STUDY TEXT:
--- START ---

Poly acrylonitrile (PAN) copolymer and nanoclay (Montmorillonite clay) powder were purchased from Sigma-Aldrich, USA. PAN copolymer (Aldrich 25014-41-9) average molecular weight was 150,000 Da. Graphene nanoplatelets (xGnP®) grade C powder was purchased from XG Sciences. PAN, nanoclay and nanographene were dissolved in dimethyl formamide (DMF, Sigma-Aldrich) in room temperature (RT). For cell culture, reagent such as Dulbecco’s Modified Eagle’s Medium (DMEM), fetal bovine serum (FBS), phosphate buffered saline (PBS), and trypsin/ethylenediaminetetraacetic acid were purchased from Gibco, Germany.

 

Methods

Fabrication of clay-PAN, graphene-PAN and PAN electrospun scaffolds

Before electrospinning, for clay-PAN nanocomposite (CPN) scaffold fabrication, 0.14 g of clay powder was dissolved in 4 mL of DMF with 20 min sonication in warm water bath. Then 0.28 g of PAN was added to the above solution and stirred at 700 rpm in 25 °C for 4 h. For graphene-PAN scaffold fabrication, 0.28 g of PAN were dissolved in 3.5 mL of DMF. Then 0.05 g of xGnP powder was dissolved in 0.5 mL of DMF with 20 min sonication in warm water bath, added to the above solution, and then stirred well at 700 rpm in 25 °C until it was solved completely. It is noteworthy that before this study, the biological properties of graphene-PAN (by using xGnP powder) for tissue engineering and regenerative medicine had not yet been explored. PAN fabrication was done with 0.28 g of PAN powder which was dissolved in 4 mL of DMF and stirred at 700 rpm in 25 °C for 4 h. Then, the obtained solutions was transferred to separated syringes and run with electrospinning device. Electrospinning (Nano Spinner, Iran) was performed at the voltage of 15 kV throughout, and the distance between the collector and nozzle tip was adjusted at 15 cm. In this way, the solvent had enough time to evaporate from the jet with a rotating drum speed of 400 rpm and a collector which was wrapped with aluminum foil with the potential to collect the scaffold fibers. The flow rate of the ultimate solution was 0.3 mL/h. Finally, nanofibers were collected on the drum and used for characterization and cell culture process. For cell culture uses, the fabricated scaffolds were treated with 70% ethylalcohol under UV radiation for 20 min and washed three times with PBS. Then, the sterilized scaffolds were incubated overnight with DMEM and became ready for cell culture uses.

--- END ---

APPLY WHAT YOU READ:
1 > Quote the scaffold fabrication text word for word, starting with "Poly acrylonitrile (PAN)" and going on through "from Gibco, Germany.".
2 > Write the next part of the scaffold fabrication text, picking up after its final sentence.

THE DATA:
--- START ---

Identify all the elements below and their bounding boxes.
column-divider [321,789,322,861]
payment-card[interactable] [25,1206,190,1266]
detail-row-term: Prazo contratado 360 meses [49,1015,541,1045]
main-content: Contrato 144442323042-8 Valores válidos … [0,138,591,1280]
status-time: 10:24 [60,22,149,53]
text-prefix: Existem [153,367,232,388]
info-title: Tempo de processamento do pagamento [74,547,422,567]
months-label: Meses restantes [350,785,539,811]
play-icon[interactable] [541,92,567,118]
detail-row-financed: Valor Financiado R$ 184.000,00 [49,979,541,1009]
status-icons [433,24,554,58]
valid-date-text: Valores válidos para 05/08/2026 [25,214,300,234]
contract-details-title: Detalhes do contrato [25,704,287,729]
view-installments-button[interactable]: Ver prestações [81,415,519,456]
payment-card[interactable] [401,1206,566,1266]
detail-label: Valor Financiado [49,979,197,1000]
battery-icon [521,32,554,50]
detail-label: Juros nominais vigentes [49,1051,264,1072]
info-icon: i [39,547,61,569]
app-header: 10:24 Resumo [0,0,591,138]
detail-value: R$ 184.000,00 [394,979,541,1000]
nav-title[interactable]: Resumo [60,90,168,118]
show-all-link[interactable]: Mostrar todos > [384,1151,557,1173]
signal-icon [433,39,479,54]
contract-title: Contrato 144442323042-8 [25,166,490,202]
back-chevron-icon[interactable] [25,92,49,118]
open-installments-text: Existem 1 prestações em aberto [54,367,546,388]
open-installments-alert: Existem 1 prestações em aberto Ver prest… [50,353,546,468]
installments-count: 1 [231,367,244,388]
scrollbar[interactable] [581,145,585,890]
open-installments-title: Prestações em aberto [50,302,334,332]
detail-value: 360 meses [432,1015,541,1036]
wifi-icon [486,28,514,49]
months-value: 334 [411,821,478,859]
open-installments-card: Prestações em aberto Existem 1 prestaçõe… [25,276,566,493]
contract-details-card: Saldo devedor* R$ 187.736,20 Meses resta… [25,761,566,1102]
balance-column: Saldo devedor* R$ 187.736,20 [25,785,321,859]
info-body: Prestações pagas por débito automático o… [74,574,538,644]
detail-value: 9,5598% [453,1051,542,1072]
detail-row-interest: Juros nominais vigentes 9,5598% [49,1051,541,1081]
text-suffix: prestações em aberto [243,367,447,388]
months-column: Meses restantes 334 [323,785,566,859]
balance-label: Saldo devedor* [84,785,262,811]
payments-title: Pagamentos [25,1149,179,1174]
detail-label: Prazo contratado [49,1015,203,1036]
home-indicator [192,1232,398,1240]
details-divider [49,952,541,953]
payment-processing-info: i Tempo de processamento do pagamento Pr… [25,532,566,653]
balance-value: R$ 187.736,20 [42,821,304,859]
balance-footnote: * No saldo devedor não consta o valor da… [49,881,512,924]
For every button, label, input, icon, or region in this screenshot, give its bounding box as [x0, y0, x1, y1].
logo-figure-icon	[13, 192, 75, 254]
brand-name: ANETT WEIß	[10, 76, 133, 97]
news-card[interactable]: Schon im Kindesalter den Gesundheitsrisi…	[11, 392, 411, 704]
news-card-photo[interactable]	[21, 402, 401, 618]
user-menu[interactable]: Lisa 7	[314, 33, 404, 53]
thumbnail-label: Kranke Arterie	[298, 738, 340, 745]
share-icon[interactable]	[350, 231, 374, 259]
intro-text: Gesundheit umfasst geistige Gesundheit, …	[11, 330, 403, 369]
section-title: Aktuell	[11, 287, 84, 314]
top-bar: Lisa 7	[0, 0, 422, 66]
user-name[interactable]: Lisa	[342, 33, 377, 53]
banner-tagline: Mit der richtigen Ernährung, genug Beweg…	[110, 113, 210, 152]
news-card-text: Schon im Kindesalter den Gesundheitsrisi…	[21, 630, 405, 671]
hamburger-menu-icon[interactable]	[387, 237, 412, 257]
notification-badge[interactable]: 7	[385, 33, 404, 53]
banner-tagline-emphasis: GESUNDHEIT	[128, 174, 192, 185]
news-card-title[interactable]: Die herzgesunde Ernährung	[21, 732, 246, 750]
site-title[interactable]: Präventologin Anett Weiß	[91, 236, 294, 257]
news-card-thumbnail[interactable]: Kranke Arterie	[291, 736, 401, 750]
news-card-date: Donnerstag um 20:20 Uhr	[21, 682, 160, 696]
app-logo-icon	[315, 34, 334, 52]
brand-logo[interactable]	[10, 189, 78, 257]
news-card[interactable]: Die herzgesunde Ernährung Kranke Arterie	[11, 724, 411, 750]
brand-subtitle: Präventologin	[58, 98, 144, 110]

--- END ---

TASK RESPONSES:
1 >
Poly acrylonitrile (PAN) copolymer and nanoclay (Montmorillonite clay) powder were purchased from Sigma-Aldrich, USA. PAN copolymer (Aldrich 25014-41-9) average molecular weight was 150,000 Da. Graphene nanoplatelets (xGnP®) grade C powder was purchased from XG Sciences. PAN, nanoclay and nanographene were dissolved in dimethyl formamide (DMF, Sigma-Aldrich) in room temperature (RT). For cell culture, reagent such as Dulbecco’s Modified Eagle’s Medium (DMEM), fetal bovine serum (FBS), phosphate buffered saline (PBS), and trypsin/ethylenediaminetetraacetic acid were purchased from Gibco, Germany.

2 >
Characterization of electrospun nanofibers

Structure and morphology of synthesized scaffolds were analyzed by scanning electron microscope (SEM). Gold layer was coated on the surface of scaffolds and then observed via MIRA3 SEM (Tescan, Czech Republic). Also, Fourier transform infrared spectroscopy (FTIR) was obtained from ALPHA FTIR Spectrometer (Bruker) in the wavenumber range of 4000-400 cm-1 to recognize molecular components, structures and functional groups. PAN scaffold was used as control. To measure the surface hydrophilicity of clay-PAN, graphene-PAN and PAN nanofibers, scaffolds were cut 10 × 10 mm and fixed on microscope slides to demonstrate the contact angles finally. In this way, 2 μL of deionized water was located on the scaffold surface at RT, and the contact angle was measured in less than 1 min through a 15 plus OCA instrument (Data Physics, Germany). All final data were drop shaped, and were captured with charge-coupled device camera and analyzed by means of software. Also, the tensile test for evaluating the mechanical properties of electrospun nanofibers was done. The clay-PAN, graphene-PAN and PAN nanofibrous scaffolds were also evaluated for stress-strain response through a mechanical testing machine (Santam (Iran, SPM20)) at a 10 mm/min crosshead speed. In summary, the thickness of electrospun samples was measured by means of a digital micrometer and the samples were cut into a rectangular shape of 10 mm wide and 50 mm length. Once the loading of samples reached 0.5 kN, the typical stress-strain response of electrospun mats was plotted as a stress-strain curve. Then, the results of the mechanical tests were shown as mean values and standard deviation. The measurements were obtained based on stress-strain curves of each sample and tensile strength, elongation and Youngs modulus (E) were calculated [12].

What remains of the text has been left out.